Answer with nothing but the number of lines that include the word "Cable".

==== Working data ====

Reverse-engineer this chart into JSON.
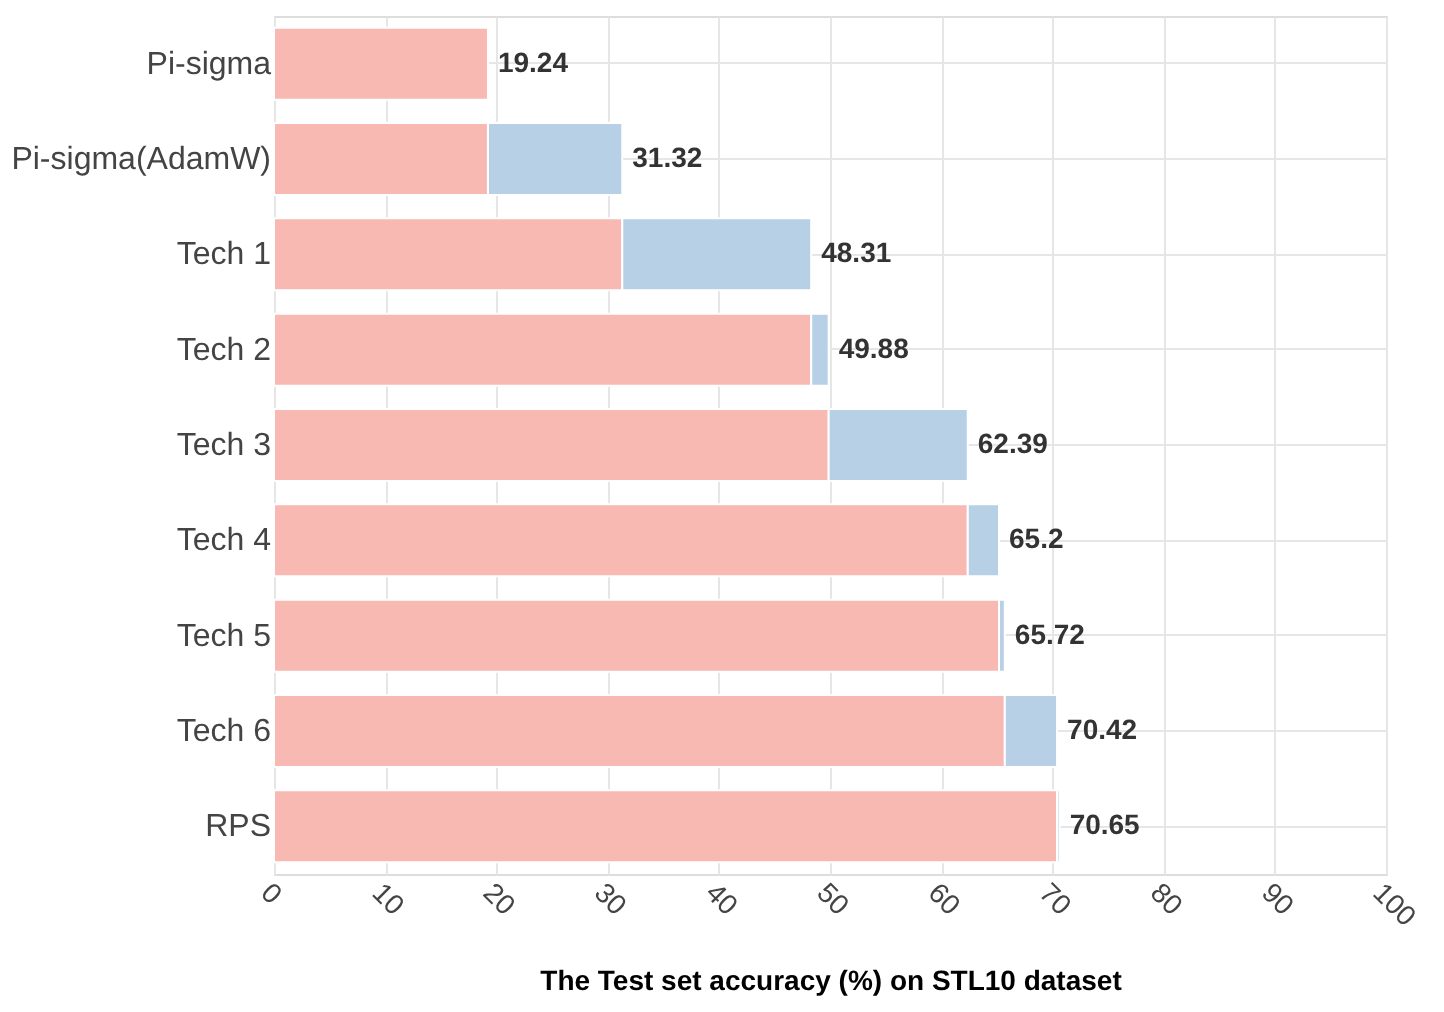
{
  "chart_data": {
    "type": "bar",
    "orientation": "horizontal",
    "stacked": true,
    "xlabel": "The Test set accuracy (%) on STL10 dataset",
    "categories": [
      "Pi-sigma",
      "Pi-sigma(AdamW)",
      "Tech 1",
      "Tech 2",
      "Tech 3",
      "Tech 4",
      "Tech 5",
      "Tech 6",
      "RPS"
    ],
    "series": [
      {
        "color": "#f8b9b3",
        "values": [
          19.24,
          19.24,
          31.32,
          48.31,
          49.88,
          62.39,
          65.2,
          65.72,
          70.42
        ]
      },
      {
        "color": "#b8d0e6",
        "values": [
          null,
          12.08,
          16.99,
          1.57,
          12.51,
          2.81,
          0.52,
          4.7,
          0.23
        ]
      }
    ],
    "totals": [
      "19.24",
      "31.32",
      "48.31",
      "49.88",
      "62.39",
      "65.2",
      "65.72",
      "70.42",
      "70.65"
    ],
    "xlim": [
      0,
      100
    ],
    "xticks": [
      0,
      10,
      20,
      30,
      40,
      50,
      60,
      70,
      80,
      90,
      100
    ],
    "grid": true
  }
}
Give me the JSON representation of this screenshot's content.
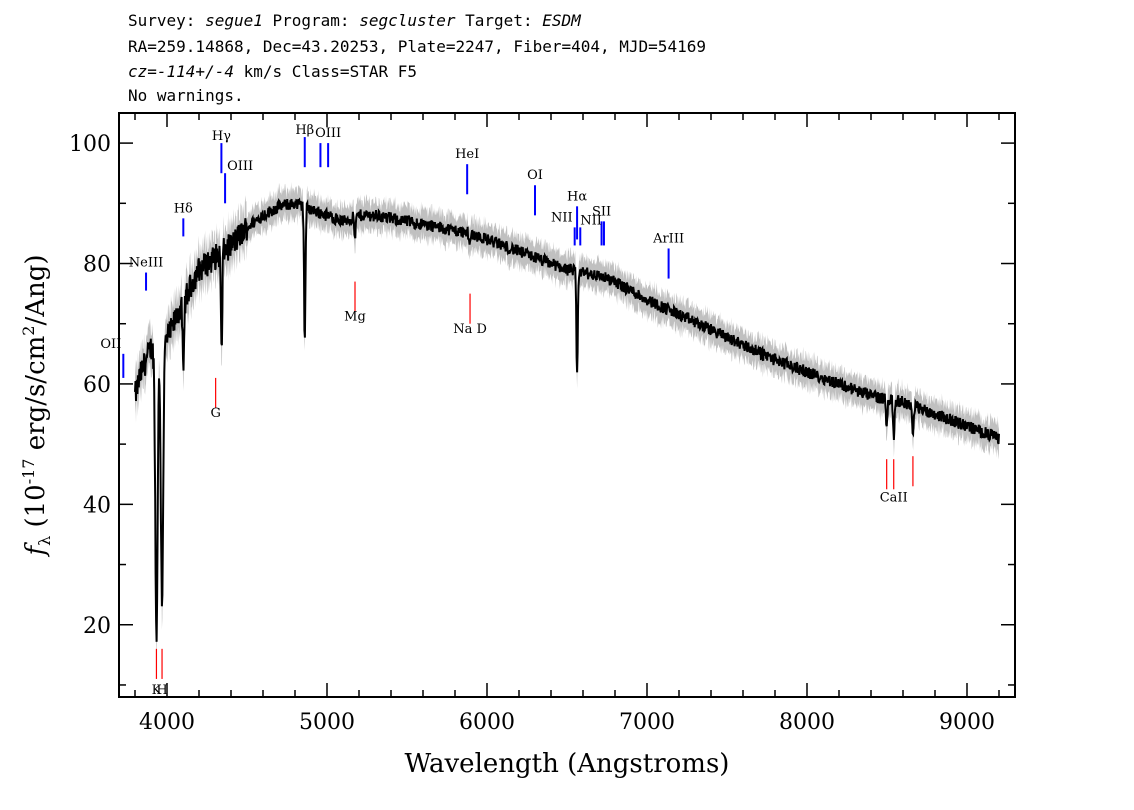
{
  "header": {
    "line1": {
      "survey_label": "Survey: ",
      "survey": "segue1",
      "program_label": " Program: ",
      "program": "segcluster",
      "target_label": " Target: ",
      "target": "ESDM"
    },
    "line2": "RA=259.14868, Dec=43.20253, Plate=2247, Fiber=404, MJD=54169",
    "line3": {
      "cz": "cz=-114+/-4",
      "rest": " km/s Class=STAR F5"
    },
    "line4": "No warnings."
  },
  "chart_data": {
    "type": "line",
    "xlabel": "Wavelength (Angstroms)",
    "ylabel": "f_λ (10^-17 erg/s/cm^2/Ang)",
    "xlim": [
      3700,
      9300
    ],
    "ylim": [
      8,
      105
    ],
    "x_ticks": [
      4000,
      5000,
      6000,
      7000,
      8000,
      9000
    ],
    "y_ticks": [
      20,
      40,
      60,
      80,
      100
    ],
    "grid": false,
    "colors": {
      "flux": "#000000",
      "error_band": "#c0c0c0",
      "emission": "#0000ff",
      "absorption": "#ff0000"
    },
    "series": [
      {
        "x": [
          3800,
          3840,
          3870,
          3900,
          3930,
          3960,
          3990,
          4030,
          4070,
          4100,
          4130,
          4160,
          4200,
          4250,
          4300,
          4350,
          4400,
          4500,
          4600,
          4700,
          4800,
          4900,
          5000,
          5100,
          5200,
          5300,
          5400,
          5500,
          5600,
          5700,
          5800,
          5900,
          6000,
          6100,
          6200,
          6300,
          6400,
          6500,
          6600,
          6700,
          6800,
          6900,
          7000,
          7200,
          7400,
          7600,
          7800,
          8000,
          8200,
          8400,
          8600,
          8800,
          9000,
          9200
        ],
        "y": [
          58,
          62,
          64,
          66,
          65,
          64,
          67,
          69,
          72,
          73,
          75,
          77,
          79,
          80,
          81,
          82,
          83,
          86,
          88,
          89.5,
          90,
          89,
          88,
          87,
          88,
          88,
          87.5,
          87,
          86.5,
          86,
          85.5,
          85,
          84,
          83,
          82,
          81,
          80,
          79,
          78.5,
          78,
          77,
          75.5,
          74,
          71.5,
          69,
          66.5,
          64,
          62,
          60,
          58,
          57,
          55,
          53,
          51
        ]
      }
    ],
    "absorption_features": [
      {
        "x": 3934,
        "y": 18
      },
      {
        "x": 3969,
        "y": 24
      },
      {
        "x": 4102,
        "y": 61
      },
      {
        "x": 4341,
        "y": 65
      },
      {
        "x": 4861,
        "y": 67
      },
      {
        "x": 5175,
        "y": 84
      },
      {
        "x": 5893,
        "y": 83
      },
      {
        "x": 6563,
        "y": 61
      },
      {
        "x": 8498,
        "y": 53
      },
      {
        "x": 8542,
        "y": 51
      },
      {
        "x": 8662,
        "y": 51
      }
    ],
    "lines": [
      {
        "label": "OII",
        "x": 3727,
        "color": "emission",
        "y1": 61,
        "y2": 65,
        "label_y": 66,
        "anchor": "end"
      },
      {
        "label": "NeIII",
        "x": 3869,
        "color": "emission",
        "y1": 75.5,
        "y2": 78.5,
        "label_y": 79.5,
        "anchor": "middle"
      },
      {
        "label": "Hδ",
        "x": 4102,
        "color": "emission",
        "y1": 84.5,
        "y2": 87.5,
        "label_y": 88.5,
        "anchor": "middle"
      },
      {
        "label": "Hγ",
        "x": 4340,
        "color": "emission",
        "y1": 95,
        "y2": 100,
        "label_y": 100.5,
        "anchor": "middle"
      },
      {
        "label": "OIII",
        "x": 4363,
        "color": "emission",
        "y1": 90,
        "y2": 95,
        "label_y": 95.5,
        "anchor": "start"
      },
      {
        "label": "Hβ",
        "x": 4861,
        "color": "emission",
        "y1": 96,
        "y2": 101,
        "label_y": 101.5,
        "anchor": "middle"
      },
      {
        "label": "OIII",
        "x": 4959,
        "color": "emission",
        "y1": 96,
        "y2": 100,
        "label_y": 0,
        "anchor": "none"
      },
      {
        "label": "OIII",
        "x": 5007,
        "color": "emission",
        "y1": 96,
        "y2": 100,
        "label_y": 101,
        "anchor": "middle"
      },
      {
        "label": "HeI",
        "x": 5876,
        "color": "emission",
        "y1": 91.5,
        "y2": 96.5,
        "label_y": 97.5,
        "anchor": "middle"
      },
      {
        "label": "OI",
        "x": 6300,
        "color": "emission",
        "y1": 88,
        "y2": 93,
        "label_y": 94,
        "anchor": "middle"
      },
      {
        "label": "NII",
        "x": 6548,
        "color": "emission",
        "y1": 83,
        "y2": 86,
        "label_y": 87,
        "anchor": "end"
      },
      {
        "label": "Hα",
        "x": 6563,
        "color": "emission",
        "y1": 84,
        "y2": 89.5,
        "label_y": 90.5,
        "anchor": "middle"
      },
      {
        "label": "NII",
        "x": 6583,
        "color": "emission",
        "y1": 83,
        "y2": 86,
        "label_y": 0,
        "anchor": "none"
      },
      {
        "label": "SII",
        "x": 6716,
        "color": "emission",
        "y1": 83,
        "y2": 87,
        "label_y": 88,
        "anchor": "middle"
      },
      {
        "label": "NII",
        "x": 6731,
        "color": "emission",
        "y1": 83,
        "y2": 87,
        "label_y": 86.5,
        "anchor": "end"
      },
      {
        "label": "ArIII",
        "x": 7135,
        "color": "emission",
        "y1": 77.5,
        "y2": 82.5,
        "label_y": 83.5,
        "anchor": "middle"
      },
      {
        "label": "K",
        "x": 3934,
        "color": "absorption",
        "y1": 11,
        "y2": 16,
        "label_y": 8.5,
        "anchor": "middle"
      },
      {
        "label": "H",
        "x": 3969,
        "color": "absorption",
        "y1": 11,
        "y2": 16,
        "label_y": 8.5,
        "anchor": "middle"
      },
      {
        "label": "G",
        "x": 4304,
        "color": "absorption",
        "y1": 56,
        "y2": 61,
        "label_y": 54.5,
        "anchor": "middle"
      },
      {
        "label": "Mg",
        "x": 5175,
        "color": "absorption",
        "y1": 72,
        "y2": 77,
        "label_y": 70.5,
        "anchor": "middle"
      },
      {
        "label": "Na D",
        "x": 5894,
        "color": "absorption",
        "y1": 70,
        "y2": 75,
        "label_y": 68.5,
        "anchor": "middle"
      },
      {
        "label": "CaII",
        "x": 8498,
        "color": "absorption",
        "y1": 42.5,
        "y2": 47.5,
        "label_y": 0,
        "anchor": "none"
      },
      {
        "label": "CaII",
        "x": 8542,
        "color": "absorption",
        "y1": 42.5,
        "y2": 47.5,
        "label_y": 40.5,
        "anchor": "middle"
      },
      {
        "label": "CaII",
        "x": 8662,
        "color": "absorption",
        "y1": 43,
        "y2": 48,
        "label_y": 0,
        "anchor": "none"
      }
    ]
  }
}
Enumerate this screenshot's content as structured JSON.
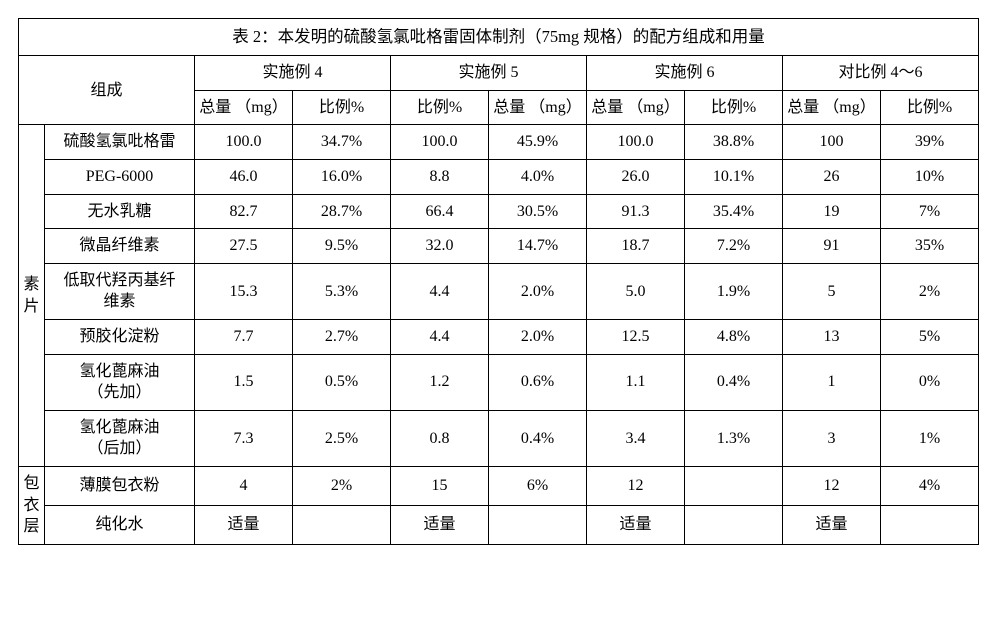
{
  "title": "表 2：本发明的硫酸氢氯吡格雷固体制剂（75mg 规格）的配方组成和用量",
  "header": {
    "composition": "组成",
    "groups": [
      "实施例 4",
      "实施例 5",
      "实施例 6",
      "对比例 4～6"
    ],
    "sub_total": "总量\n（mg）",
    "sub_ratio": "比例%",
    "g1": [
      "总量\n（mg）",
      "比例%"
    ],
    "g2": [
      "比例%",
      "总量\n（mg）"
    ],
    "g3": [
      "总量\n（mg）",
      "比例%"
    ],
    "g4": [
      "总量\n（mg）",
      "比例%"
    ]
  },
  "sections": {
    "suPian": "素\n片",
    "baoYiCeng": "包\n衣\n层"
  },
  "rows": [
    {
      "sec": "suPian",
      "name": "硫酸氢氯吡格雷",
      "g1": [
        "100.0",
        "34.7%"
      ],
      "g2": [
        "100.0",
        "45.9%"
      ],
      "g3": [
        "100.0",
        "38.8%"
      ],
      "g4": [
        "100",
        "39%"
      ]
    },
    {
      "sec": "suPian",
      "name": "PEG-6000",
      "g1": [
        "46.0",
        "16.0%"
      ],
      "g2": [
        "8.8",
        "4.0%"
      ],
      "g3": [
        "26.0",
        "10.1%"
      ],
      "g4": [
        "26",
        "10%"
      ]
    },
    {
      "sec": "suPian",
      "name": "无水乳糖",
      "g1": [
        "82.7",
        "28.7%"
      ],
      "g2": [
        "66.4",
        "30.5%"
      ],
      "g3": [
        "91.3",
        "35.4%"
      ],
      "g4": [
        "19",
        "7%"
      ]
    },
    {
      "sec": "suPian",
      "name": "微晶纤维素",
      "g1": [
        "27.5",
        "9.5%"
      ],
      "g2": [
        "32.0",
        "14.7%"
      ],
      "g3": [
        "18.7",
        "7.2%"
      ],
      "g4": [
        "91",
        "35%"
      ]
    },
    {
      "sec": "suPian",
      "name": "低取代羟丙基纤\n维素",
      "g1": [
        "15.3",
        "5.3%"
      ],
      "g2": [
        "4.4",
        "2.0%"
      ],
      "g3": [
        "5.0",
        "1.9%"
      ],
      "g4": [
        "5",
        "2%"
      ]
    },
    {
      "sec": "suPian",
      "name": "预胶化淀粉",
      "g1": [
        "7.7",
        "2.7%"
      ],
      "g2": [
        "4.4",
        "2.0%"
      ],
      "g3": [
        "12.5",
        "4.8%"
      ],
      "g4": [
        "13",
        "5%"
      ]
    },
    {
      "sec": "suPian",
      "name": "氢化蓖麻油\n（先加）",
      "g1": [
        "1.5",
        "0.5%"
      ],
      "g2": [
        "1.2",
        "0.6%"
      ],
      "g3": [
        "1.1",
        "0.4%"
      ],
      "g4": [
        "1",
        "0%"
      ]
    },
    {
      "sec": "suPian",
      "name": "氢化蓖麻油\n（后加）",
      "g1": [
        "7.3",
        "2.5%"
      ],
      "g2": [
        "0.8",
        "0.4%"
      ],
      "g3": [
        "3.4",
        "1.3%"
      ],
      "g4": [
        "3",
        "1%"
      ]
    },
    {
      "sec": "baoYiCeng",
      "name": "薄膜包衣粉",
      "g1": [
        "4",
        "2%"
      ],
      "g2": [
        "15",
        "6%"
      ],
      "g3": [
        "12",
        ""
      ],
      "g4": [
        "12",
        "4%"
      ]
    },
    {
      "sec": "baoYiCeng",
      "name": "纯化水",
      "g1": [
        "适量",
        ""
      ],
      "g2": [
        "适量",
        ""
      ],
      "g3": [
        "适量",
        ""
      ],
      "g4": [
        "适量",
        ""
      ]
    }
  ]
}
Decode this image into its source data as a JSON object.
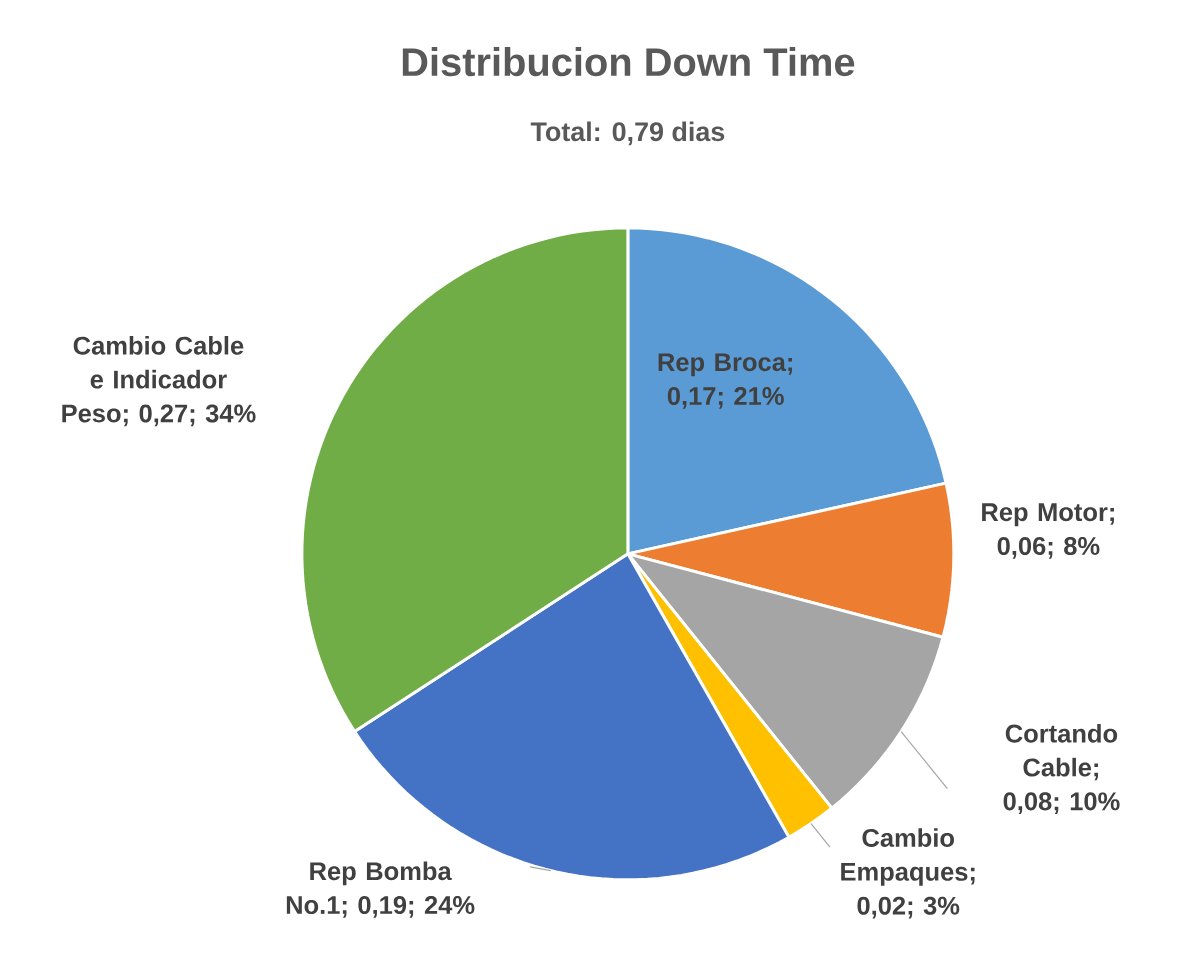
{
  "chart_data": {
    "type": "pie",
    "title": "Distribucion Down Time",
    "subtitle": "Total: 0,79 dias",
    "categories": [
      "Rep Broca",
      "Rep Motor",
      "Cortando Cable",
      "Cambio Empaques",
      "Rep Bomba No.1",
      "Cambio Cable e Indicador Peso"
    ],
    "values": [
      0.17,
      0.06,
      0.08,
      0.02,
      0.19,
      0.27
    ],
    "colors": [
      "#5b9bd5",
      "#ed7d31",
      "#a5a5a5",
      "#ffc000",
      "#4472c4",
      "#70ad47"
    ],
    "value_labels": [
      "; 0,17; 21%",
      "; 0,06; 8%",
      "; 0,08; 10%",
      "; 0,02; 3%",
      "; 0,19; 24%",
      "; 0,27; 34%"
    ]
  }
}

====

Response to this exercise :: 2